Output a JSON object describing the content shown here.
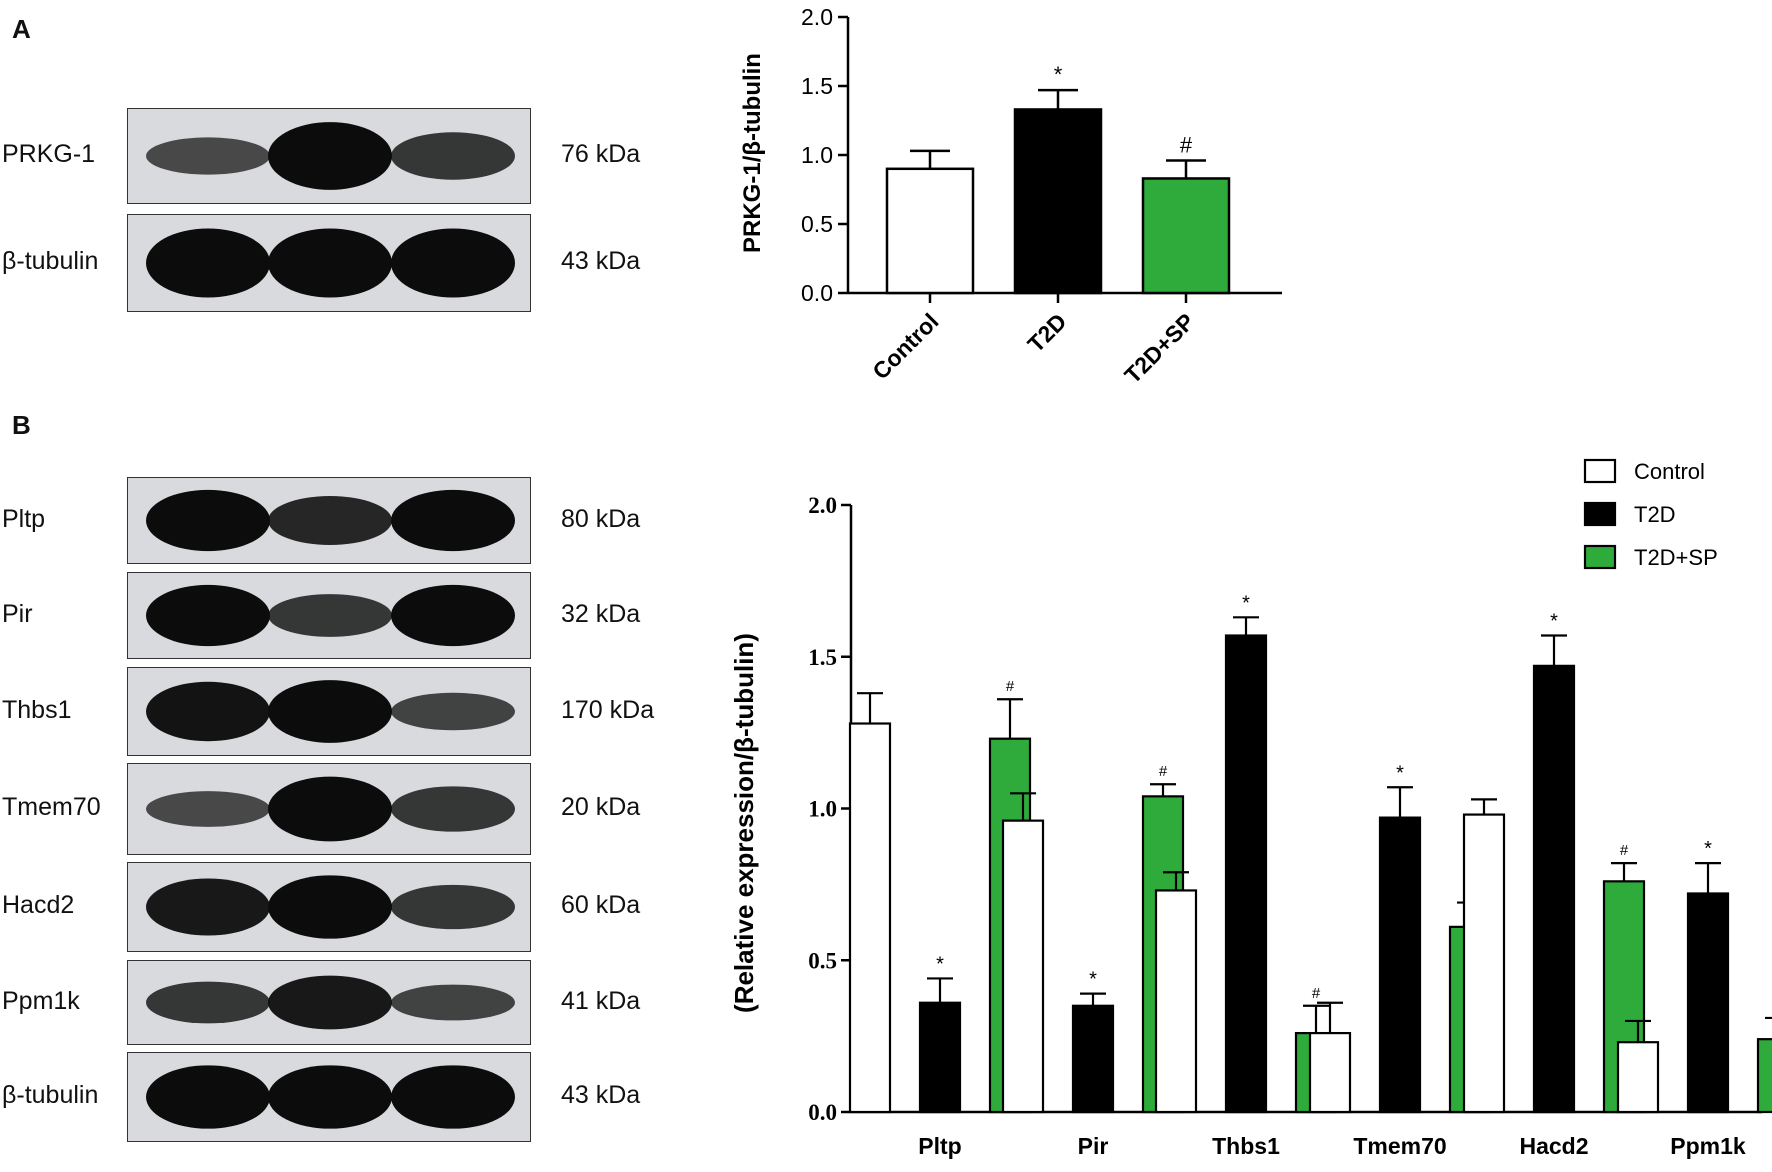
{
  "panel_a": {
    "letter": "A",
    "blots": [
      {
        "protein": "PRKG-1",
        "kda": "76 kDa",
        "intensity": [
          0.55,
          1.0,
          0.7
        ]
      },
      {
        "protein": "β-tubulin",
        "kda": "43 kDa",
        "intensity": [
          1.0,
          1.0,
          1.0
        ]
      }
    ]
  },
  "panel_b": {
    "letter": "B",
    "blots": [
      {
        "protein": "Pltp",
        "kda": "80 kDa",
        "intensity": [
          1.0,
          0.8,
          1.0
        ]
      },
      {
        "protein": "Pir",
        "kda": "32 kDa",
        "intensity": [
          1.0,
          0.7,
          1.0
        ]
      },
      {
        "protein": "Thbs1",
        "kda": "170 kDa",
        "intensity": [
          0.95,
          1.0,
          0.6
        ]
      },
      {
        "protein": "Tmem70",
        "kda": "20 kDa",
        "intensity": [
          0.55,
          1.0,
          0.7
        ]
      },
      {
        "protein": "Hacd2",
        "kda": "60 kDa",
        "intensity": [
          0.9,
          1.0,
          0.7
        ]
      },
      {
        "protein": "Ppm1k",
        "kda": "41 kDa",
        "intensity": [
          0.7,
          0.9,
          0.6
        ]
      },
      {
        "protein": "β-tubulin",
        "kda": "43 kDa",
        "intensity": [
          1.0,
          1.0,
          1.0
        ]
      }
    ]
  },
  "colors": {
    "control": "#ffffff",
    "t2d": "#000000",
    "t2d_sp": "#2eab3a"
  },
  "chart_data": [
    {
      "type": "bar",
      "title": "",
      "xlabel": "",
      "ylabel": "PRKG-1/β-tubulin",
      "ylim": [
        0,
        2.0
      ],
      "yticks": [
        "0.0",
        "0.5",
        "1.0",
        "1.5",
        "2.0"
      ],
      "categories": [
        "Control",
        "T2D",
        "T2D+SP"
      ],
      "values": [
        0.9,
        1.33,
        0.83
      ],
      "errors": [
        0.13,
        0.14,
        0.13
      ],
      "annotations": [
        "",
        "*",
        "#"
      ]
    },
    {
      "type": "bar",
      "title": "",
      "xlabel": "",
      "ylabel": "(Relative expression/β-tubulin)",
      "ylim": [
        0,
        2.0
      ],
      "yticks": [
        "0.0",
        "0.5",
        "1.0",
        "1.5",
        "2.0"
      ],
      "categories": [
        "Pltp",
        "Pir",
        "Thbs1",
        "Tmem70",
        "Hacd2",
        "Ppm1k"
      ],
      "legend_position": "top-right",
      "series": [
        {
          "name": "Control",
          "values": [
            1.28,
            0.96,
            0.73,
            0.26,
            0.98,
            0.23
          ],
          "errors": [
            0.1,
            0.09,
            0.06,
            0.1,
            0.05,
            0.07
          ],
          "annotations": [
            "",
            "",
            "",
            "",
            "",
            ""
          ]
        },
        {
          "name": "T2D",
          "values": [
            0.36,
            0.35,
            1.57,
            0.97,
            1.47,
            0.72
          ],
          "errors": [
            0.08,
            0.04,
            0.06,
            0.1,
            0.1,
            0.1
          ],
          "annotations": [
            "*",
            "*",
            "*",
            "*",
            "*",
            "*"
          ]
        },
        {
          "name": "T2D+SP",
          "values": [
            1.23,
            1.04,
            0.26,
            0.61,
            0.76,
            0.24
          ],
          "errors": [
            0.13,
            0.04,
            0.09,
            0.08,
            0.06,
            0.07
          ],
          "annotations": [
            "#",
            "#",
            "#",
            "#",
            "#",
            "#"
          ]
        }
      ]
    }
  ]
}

----

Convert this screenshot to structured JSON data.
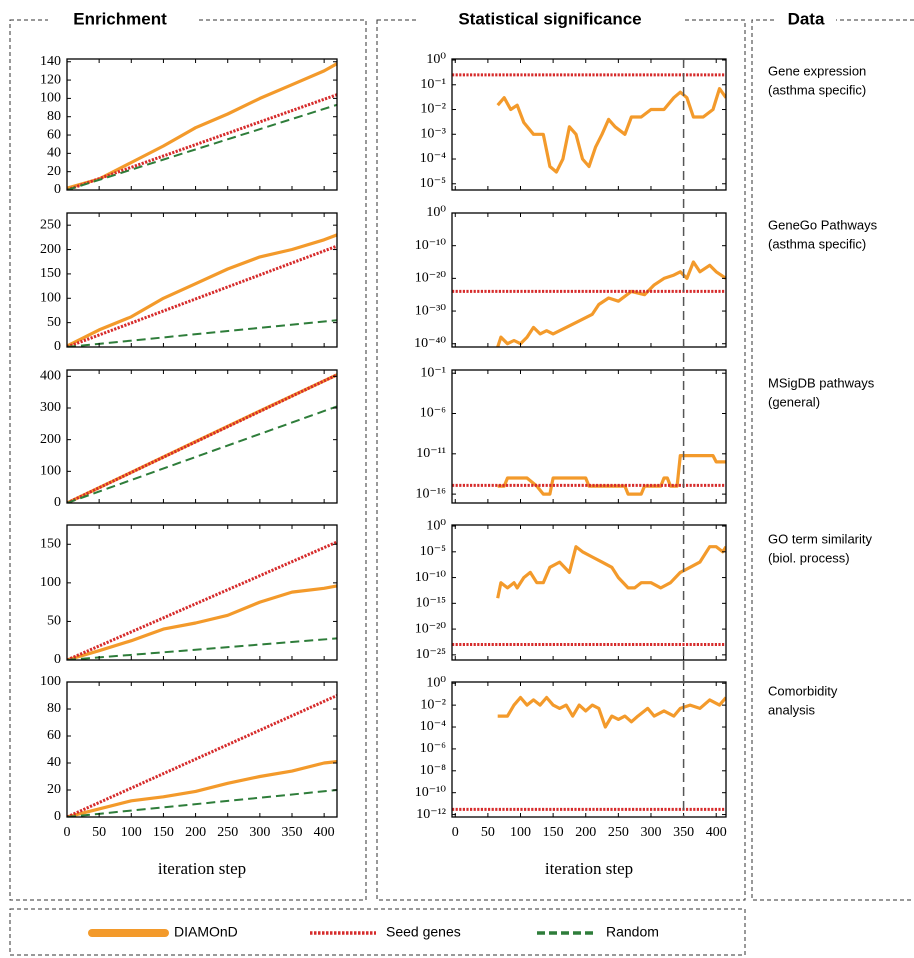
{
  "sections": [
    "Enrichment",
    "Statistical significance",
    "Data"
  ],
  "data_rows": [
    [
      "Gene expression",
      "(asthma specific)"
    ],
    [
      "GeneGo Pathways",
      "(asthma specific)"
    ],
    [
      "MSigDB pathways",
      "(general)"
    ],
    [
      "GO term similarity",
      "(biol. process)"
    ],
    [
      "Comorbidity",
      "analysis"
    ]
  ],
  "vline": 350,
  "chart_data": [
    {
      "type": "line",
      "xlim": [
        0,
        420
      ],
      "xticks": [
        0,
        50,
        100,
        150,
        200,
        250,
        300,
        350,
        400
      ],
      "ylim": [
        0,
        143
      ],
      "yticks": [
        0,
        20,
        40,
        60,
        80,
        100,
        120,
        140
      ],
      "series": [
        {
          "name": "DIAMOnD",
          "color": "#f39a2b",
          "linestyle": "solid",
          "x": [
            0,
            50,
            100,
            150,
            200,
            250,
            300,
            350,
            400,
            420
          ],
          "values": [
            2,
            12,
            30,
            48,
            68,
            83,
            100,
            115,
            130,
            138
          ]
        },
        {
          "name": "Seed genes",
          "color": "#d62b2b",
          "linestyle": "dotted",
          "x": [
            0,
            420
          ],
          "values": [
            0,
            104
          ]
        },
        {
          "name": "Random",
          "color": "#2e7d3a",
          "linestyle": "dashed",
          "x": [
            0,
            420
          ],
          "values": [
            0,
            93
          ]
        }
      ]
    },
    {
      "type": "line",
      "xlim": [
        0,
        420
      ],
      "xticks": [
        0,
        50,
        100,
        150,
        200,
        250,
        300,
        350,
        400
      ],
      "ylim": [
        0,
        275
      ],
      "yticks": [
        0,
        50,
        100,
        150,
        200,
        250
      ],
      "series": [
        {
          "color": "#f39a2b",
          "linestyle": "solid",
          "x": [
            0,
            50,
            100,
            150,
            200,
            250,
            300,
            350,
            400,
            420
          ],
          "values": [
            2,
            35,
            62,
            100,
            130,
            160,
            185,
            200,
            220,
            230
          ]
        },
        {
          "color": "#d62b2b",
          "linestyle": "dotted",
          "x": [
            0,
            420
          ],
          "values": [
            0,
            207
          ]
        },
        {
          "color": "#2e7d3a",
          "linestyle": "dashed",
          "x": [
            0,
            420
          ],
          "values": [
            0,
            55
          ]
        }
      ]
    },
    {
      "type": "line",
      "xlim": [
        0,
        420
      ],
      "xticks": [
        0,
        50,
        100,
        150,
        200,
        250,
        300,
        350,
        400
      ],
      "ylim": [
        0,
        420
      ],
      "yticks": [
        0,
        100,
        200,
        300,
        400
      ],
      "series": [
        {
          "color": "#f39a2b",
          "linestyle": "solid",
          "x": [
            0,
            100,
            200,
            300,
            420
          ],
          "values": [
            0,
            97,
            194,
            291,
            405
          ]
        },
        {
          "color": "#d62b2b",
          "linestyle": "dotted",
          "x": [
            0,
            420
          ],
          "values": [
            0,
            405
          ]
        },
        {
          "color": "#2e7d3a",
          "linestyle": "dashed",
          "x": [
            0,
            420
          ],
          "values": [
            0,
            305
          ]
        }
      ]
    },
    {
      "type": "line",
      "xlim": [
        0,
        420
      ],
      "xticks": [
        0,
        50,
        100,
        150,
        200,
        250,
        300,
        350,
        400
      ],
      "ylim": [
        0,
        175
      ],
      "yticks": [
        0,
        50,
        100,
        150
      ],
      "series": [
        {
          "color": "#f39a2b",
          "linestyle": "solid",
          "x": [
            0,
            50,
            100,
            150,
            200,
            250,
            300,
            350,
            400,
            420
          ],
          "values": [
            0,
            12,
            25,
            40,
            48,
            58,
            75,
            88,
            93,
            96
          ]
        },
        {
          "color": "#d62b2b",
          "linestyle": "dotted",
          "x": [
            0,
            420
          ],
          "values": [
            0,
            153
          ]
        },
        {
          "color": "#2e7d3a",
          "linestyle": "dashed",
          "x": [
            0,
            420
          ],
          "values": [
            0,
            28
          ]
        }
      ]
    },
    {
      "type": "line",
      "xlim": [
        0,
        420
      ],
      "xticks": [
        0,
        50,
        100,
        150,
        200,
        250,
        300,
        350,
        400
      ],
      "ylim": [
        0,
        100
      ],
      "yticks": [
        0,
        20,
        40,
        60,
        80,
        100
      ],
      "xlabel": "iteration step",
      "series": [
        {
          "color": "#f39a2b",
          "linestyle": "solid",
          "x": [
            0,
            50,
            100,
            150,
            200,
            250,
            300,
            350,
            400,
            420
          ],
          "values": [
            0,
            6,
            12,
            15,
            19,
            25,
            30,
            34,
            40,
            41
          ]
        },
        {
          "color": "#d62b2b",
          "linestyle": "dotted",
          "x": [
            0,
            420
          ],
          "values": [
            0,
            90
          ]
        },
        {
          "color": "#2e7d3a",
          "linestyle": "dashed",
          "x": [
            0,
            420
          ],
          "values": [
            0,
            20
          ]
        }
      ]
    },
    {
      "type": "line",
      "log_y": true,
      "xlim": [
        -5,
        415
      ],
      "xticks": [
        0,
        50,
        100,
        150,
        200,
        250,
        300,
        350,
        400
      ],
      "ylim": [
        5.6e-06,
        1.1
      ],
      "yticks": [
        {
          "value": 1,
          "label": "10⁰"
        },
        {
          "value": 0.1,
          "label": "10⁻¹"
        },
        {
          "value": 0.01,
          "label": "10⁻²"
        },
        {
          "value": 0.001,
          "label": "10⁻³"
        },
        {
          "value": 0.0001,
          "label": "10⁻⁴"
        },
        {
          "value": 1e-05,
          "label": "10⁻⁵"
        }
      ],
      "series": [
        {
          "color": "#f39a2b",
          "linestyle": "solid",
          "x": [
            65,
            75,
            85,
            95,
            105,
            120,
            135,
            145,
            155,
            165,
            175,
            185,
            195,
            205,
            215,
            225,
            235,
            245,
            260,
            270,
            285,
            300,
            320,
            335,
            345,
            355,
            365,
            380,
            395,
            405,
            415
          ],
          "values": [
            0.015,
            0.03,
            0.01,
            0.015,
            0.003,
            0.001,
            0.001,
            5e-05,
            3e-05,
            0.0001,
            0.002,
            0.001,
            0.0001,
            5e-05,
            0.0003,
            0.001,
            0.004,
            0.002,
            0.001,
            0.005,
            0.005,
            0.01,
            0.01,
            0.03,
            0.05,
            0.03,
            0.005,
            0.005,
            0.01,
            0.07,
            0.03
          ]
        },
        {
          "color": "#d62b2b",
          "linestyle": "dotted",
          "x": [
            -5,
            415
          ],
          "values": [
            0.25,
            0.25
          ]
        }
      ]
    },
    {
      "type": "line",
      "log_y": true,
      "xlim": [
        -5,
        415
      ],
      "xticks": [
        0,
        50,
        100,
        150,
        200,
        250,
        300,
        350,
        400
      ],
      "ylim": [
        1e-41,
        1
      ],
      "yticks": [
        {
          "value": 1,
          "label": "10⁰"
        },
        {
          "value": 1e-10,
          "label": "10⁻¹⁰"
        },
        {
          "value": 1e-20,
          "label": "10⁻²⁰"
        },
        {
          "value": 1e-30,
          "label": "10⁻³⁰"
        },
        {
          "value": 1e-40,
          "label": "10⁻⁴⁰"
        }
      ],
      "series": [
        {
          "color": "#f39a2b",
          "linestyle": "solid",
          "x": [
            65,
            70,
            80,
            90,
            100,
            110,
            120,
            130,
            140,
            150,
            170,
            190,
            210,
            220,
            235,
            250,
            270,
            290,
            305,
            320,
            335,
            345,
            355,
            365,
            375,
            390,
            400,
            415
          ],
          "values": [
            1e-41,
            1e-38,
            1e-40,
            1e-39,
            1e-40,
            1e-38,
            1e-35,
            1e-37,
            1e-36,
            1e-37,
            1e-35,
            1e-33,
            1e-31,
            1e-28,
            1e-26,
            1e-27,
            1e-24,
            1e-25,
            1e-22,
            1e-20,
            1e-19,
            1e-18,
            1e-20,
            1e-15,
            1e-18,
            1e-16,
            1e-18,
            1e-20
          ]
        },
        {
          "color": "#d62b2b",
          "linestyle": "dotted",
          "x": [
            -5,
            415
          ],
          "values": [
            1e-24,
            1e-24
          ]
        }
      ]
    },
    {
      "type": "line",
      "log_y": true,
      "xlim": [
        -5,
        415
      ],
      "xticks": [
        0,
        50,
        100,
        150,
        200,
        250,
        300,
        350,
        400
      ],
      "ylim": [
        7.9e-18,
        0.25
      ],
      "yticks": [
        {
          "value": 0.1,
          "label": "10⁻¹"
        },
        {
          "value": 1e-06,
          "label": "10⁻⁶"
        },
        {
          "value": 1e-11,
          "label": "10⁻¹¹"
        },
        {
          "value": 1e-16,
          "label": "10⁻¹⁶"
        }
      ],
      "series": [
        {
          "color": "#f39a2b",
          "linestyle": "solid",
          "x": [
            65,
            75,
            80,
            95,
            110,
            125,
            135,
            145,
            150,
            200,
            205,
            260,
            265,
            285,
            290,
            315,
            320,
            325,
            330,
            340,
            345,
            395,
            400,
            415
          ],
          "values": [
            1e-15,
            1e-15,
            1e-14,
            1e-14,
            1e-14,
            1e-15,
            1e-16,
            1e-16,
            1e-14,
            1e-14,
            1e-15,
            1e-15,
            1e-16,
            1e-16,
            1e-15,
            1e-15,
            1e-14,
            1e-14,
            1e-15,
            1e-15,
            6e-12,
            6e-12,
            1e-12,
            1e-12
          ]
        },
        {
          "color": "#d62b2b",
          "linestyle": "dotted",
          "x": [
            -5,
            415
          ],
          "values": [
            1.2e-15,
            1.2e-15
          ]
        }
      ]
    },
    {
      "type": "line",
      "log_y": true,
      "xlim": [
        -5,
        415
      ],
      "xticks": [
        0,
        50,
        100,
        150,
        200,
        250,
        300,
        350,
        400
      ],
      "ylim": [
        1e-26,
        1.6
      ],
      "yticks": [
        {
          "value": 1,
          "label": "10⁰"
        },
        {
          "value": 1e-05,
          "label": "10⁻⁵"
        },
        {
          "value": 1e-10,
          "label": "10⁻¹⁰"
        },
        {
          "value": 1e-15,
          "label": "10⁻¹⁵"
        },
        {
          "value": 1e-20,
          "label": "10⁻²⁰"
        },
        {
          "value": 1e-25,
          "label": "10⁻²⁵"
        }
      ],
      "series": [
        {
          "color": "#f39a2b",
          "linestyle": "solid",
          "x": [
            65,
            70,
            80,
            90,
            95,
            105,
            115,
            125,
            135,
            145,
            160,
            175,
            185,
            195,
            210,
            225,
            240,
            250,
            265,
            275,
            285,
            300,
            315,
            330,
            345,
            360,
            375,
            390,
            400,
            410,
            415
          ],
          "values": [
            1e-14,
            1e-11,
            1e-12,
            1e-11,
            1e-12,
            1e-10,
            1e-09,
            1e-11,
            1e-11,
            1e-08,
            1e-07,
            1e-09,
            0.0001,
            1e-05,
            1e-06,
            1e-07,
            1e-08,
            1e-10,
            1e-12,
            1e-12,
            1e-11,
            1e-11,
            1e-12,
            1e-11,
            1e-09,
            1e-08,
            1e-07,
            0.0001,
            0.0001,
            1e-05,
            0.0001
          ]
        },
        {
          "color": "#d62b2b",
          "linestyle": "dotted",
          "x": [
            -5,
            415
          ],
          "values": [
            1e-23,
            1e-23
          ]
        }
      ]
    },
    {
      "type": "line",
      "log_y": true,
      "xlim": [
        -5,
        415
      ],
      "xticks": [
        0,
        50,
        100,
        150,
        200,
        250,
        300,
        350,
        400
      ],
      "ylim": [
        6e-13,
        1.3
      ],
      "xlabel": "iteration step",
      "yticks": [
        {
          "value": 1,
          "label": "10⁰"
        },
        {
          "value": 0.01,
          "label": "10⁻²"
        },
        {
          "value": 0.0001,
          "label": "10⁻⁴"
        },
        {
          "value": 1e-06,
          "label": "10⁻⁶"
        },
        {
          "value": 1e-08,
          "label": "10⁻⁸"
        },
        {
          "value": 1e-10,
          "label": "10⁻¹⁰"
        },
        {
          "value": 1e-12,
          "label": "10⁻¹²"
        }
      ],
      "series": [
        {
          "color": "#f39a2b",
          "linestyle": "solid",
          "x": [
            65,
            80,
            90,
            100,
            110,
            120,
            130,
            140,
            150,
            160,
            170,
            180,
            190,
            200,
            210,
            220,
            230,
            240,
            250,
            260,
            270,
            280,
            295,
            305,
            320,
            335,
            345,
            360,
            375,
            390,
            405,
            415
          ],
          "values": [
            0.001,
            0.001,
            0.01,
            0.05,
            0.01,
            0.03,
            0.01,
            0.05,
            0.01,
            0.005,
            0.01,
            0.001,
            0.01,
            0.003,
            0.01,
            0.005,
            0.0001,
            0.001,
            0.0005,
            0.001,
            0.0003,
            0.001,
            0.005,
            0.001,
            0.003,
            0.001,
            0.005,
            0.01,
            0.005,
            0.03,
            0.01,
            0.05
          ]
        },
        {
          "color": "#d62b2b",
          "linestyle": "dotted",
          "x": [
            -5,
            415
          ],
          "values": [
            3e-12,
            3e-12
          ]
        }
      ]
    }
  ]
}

----

**INSTRUCTIONS TO FOLLOW**. Report how many lines of the listing hold the word "name", with nothing but the number.

**YOUR SOLUTION**. 6